▶ **Selected text**

In [None]:
import time
import warnings

import numpy as np
import matplotlib.pyplot as plt

from sklearn import cluster, datasets
from sklearn.neighbors import kneighbors_graph
from sklearn.preprocessing import StandardScaler
from itertools import cycle, islice

from helper import get_datasets, COLORS, MARKERS
from matplotlib.lines import Line2D
from ipywidgets import interactive
from IPython.display import display
%matplotlib widget
%matplotlib inline

np.random.seed(0)


In [None]:
def fit_knn(X, n_clusters):
    two_means = cluster.MiniBatchKMeans(n_clusters=n_clusters)
    t0 = time.time()

    # catch warnings related to kneighbors_graph
    with warnings.catch_warnings():
        warnings.filterwarnings(
            "ignore",
            message="the number of connected components of the "
            + "connectivity matrix is [0-9]{1,2}"
            + " > 1. Completing it to avoid stopping the tree early.",
            category=UserWarning,
        )
        warnings.filterwarnings(
            "ignore",
            message="Graph is not fully connected, spectral embedding"
            + " may not work as expected.",
            category=UserWarning,
        )
        two_means.fit(X)

    t1 = time.time()
    return ("MiniBatch\nKMeans", two_means, t1 - t0)

# Part 1 - Intuition

We have six datasets each one of them with its own structure.

This interactive demo lets you explore the KNN algorithm. 

We can visualize the how the cluster algorithms clusters the diferent datasets.

In [None]:
plot_datasets, default_base_params = get_datasets()

In [None]:
plt.ioff()
# ============
# Set up cluster parameters
# ============
fig = plt.figure(figsize=(9 * 2 + 3, 13))
plt.subplots_adjust(
    left=0.02, right=0.98, bottom=0.001, top=0.95, wspace=0.05, hspace=0.01
)

▶ **Material**
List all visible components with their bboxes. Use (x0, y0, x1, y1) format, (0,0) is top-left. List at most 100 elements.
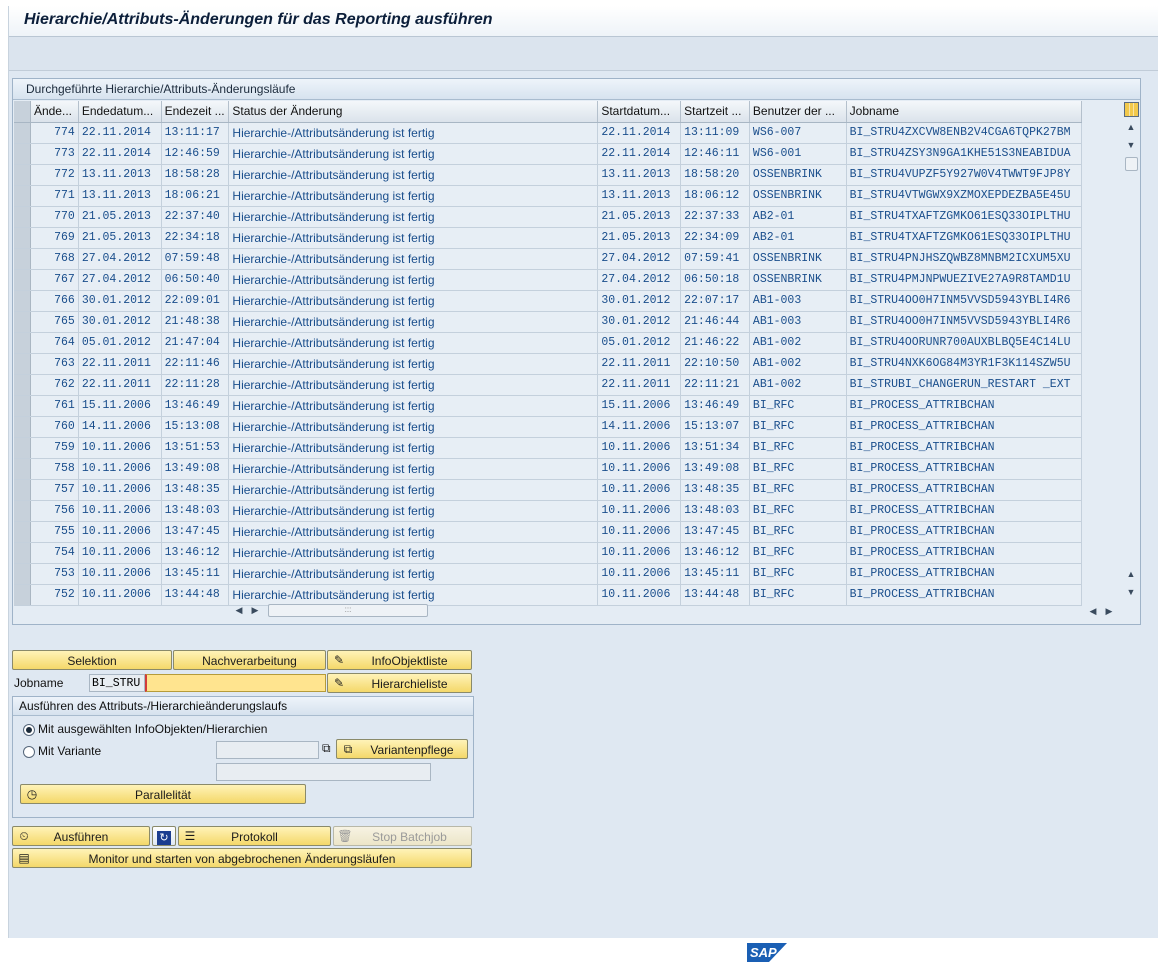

▶ **Aim of the exercise**
Decide whether each statement agrees with the clustering notebook, answering yes or no and quoting the words that settle it. 1. The function fit_knn builds a MiniBatchKMeans model. 2. The notebook says there are eight datasets. 3. The random seed is set to 42.

▶ **Result for this task**
1. Yes: "two_means = cluster.MiniBatchKMeans(n_clusters=n_clusters)"
2. No: "We have six datasets each one of them with its own structure."
3. No: "np.random.seed(0)"